Records from a collection
####################

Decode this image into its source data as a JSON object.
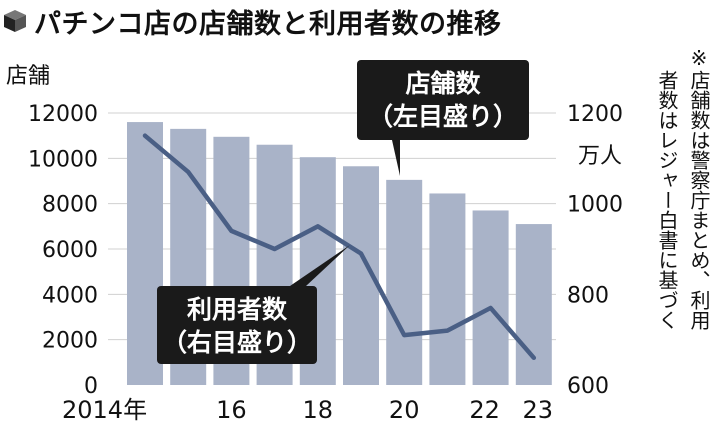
{
  "title": "パチンコ店の店舗数と利用者数の推移",
  "note": [
    "※店舗数は警察庁まとめ、利用",
    "者数はレジャー白書に基づく"
  ],
  "chart_data": {
    "type": "bar+line",
    "x": [
      2014,
      2015,
      2016,
      2017,
      2018,
      2019,
      2020,
      2021,
      2022,
      2023
    ],
    "xtick_labels": [
      {
        "x": 2014,
        "label": "2014年"
      },
      {
        "x": 2016,
        "label": "16"
      },
      {
        "x": 2018,
        "label": "18"
      },
      {
        "x": 2020,
        "label": "20"
      },
      {
        "x": 2022,
        "label": "22"
      },
      {
        "x": 2023,
        "label": "23"
      }
    ],
    "left_axis": {
      "title": "店舗",
      "ylim": [
        0,
        12000
      ],
      "ticks": [
        0,
        2000,
        4000,
        6000,
        8000,
        10000,
        12000
      ]
    },
    "right_axis": {
      "title": "万人",
      "ylim": [
        600,
        1200
      ],
      "ticks": [
        600,
        800,
        1000,
        1200
      ]
    },
    "series": [
      {
        "type": "bar",
        "axis": "left",
        "color": "#a9b3c8",
        "values": [
          11600,
          11300,
          10950,
          10600,
          10050,
          9650,
          9050,
          8450,
          7700,
          7100
        ]
      },
      {
        "type": "line",
        "axis": "right",
        "color": "#4a5f85",
        "values": [
          1150,
          1070,
          940,
          900,
          950,
          890,
          710,
          720,
          770,
          660
        ]
      }
    ],
    "callouts": [
      {
        "lines": [
          "店舗数",
          "（左目盛り）"
        ],
        "target": "bars"
      },
      {
        "lines": [
          "利用者数",
          "（右目盛り）"
        ],
        "target": "line"
      }
    ]
  }
}
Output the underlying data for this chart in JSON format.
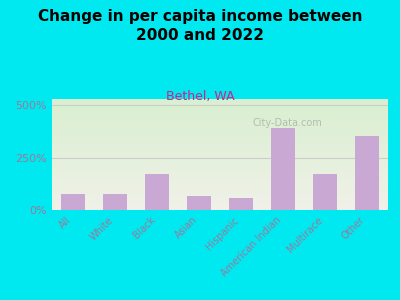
{
  "title": "Change in per capita income between\n2000 and 2022",
  "subtitle": "Bethel, WA",
  "categories": [
    "All",
    "White",
    "Black",
    "Asian",
    "Hispanic",
    "American Indian",
    "Multirace",
    "Other"
  ],
  "values": [
    75,
    75,
    170,
    65,
    55,
    390,
    170,
    355
  ],
  "bar_color": "#c9a8d4",
  "title_fontsize": 11,
  "subtitle_fontsize": 9,
  "subtitle_color": "#cc2288",
  "background_outer": "#00e8f0",
  "background_inner_top": "#d8efd0",
  "background_inner_bottom": "#f0f0e8",
  "ylabel_ticks": [
    0,
    250,
    500
  ],
  "ylabel_labels": [
    "0%",
    "250%",
    "500%"
  ],
  "ylim": [
    0,
    530
  ],
  "watermark": "City-Data.com",
  "tick_label_color": "#9b7a9b",
  "axis_label_color": "#9b7a9b",
  "gridline_color": "#cccccc"
}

####################

_Directions:_ Retype each record exactly as it stands, but do not include the pictures.

_Full solution:_
Decode this image into its source data as a JSON object.
{
  "title": "パチンコ店の店舗数と利用者数の推移",
  "note": [
    "※店舗数は警察庁まとめ、利用",
    "者数はレジャー白書に基づく"
  ],
  "chart_data": {
    "type": "bar+line",
    "x": [
      2014,
      2015,
      2016,
      2017,
      2018,
      2019,
      2020,
      2021,
      2022,
      2023
    ],
    "xtick_labels": [
      {
        "x": 2014,
        "label": "2014年"
      },
      {
        "x": 2016,
        "label": "16"
      },
      {
        "x": 2018,
        "label": "18"
      },
      {
        "x": 2020,
        "label": "20"
      },
      {
        "x": 2022,
        "label": "22"
      },
      {
        "x": 2023,
        "label": "23"
      }
    ],
    "left_axis": {
      "title": "店舗",
      "ylim": [
        0,
        12000
      ],
      "ticks": [
        0,
        2000,
        4000,
        6000,
        8000,
        10000,
        12000
      ]
    },
    "right_axis": {
      "title": "万人",
      "ylim": [
        600,
        1200
      ],
      "ticks": [
        600,
        800,
        1000,
        1200
      ]
    },
    "series": [
      {
        "type": "bar",
        "axis": "left",
        "color": "#a9b3c8",
        "values": [
          11600,
          11300,
          10950,
          10600,
          10050,
          9650,
          9050,
          8450,
          7700,
          7100
        ]
      },
      {
        "type": "line",
        "axis": "right",
        "color": "#4a5f85",
        "values": [
          1150,
          1070,
          940,
          900,
          950,
          890,
          710,
          720,
          770,
          660
        ]
      }
    ],
    "callouts": [
      {
        "lines": [
          "店舗数",
          "（左目盛り）"
        ],
        "target": "bars"
      },
      {
        "lines": [
          "利用者数",
          "（右目盛り）"
        ],
        "target": "line"
      }
    ]
  }
}
Output the underlying data for this chart in JSON format.
{
  "title": "Change in per capita income between\n2000 and 2022",
  "subtitle": "Bethel, WA",
  "categories": [
    "All",
    "White",
    "Black",
    "Asian",
    "Hispanic",
    "American Indian",
    "Multirace",
    "Other"
  ],
  "values": [
    75,
    75,
    170,
    65,
    55,
    390,
    170,
    355
  ],
  "bar_color": "#c9a8d4",
  "title_fontsize": 11,
  "subtitle_fontsize": 9,
  "subtitle_color": "#cc2288",
  "background_outer": "#00e8f0",
  "background_inner_top": "#d8efd0",
  "background_inner_bottom": "#f0f0e8",
  "ylabel_ticks": [
    0,
    250,
    500
  ],
  "ylabel_labels": [
    "0%",
    "250%",
    "500%"
  ],
  "ylim": [
    0,
    530
  ],
  "watermark": "City-Data.com",
  "tick_label_color": "#9b7a9b",
  "axis_label_color": "#9b7a9b",
  "gridline_color": "#cccccc"
}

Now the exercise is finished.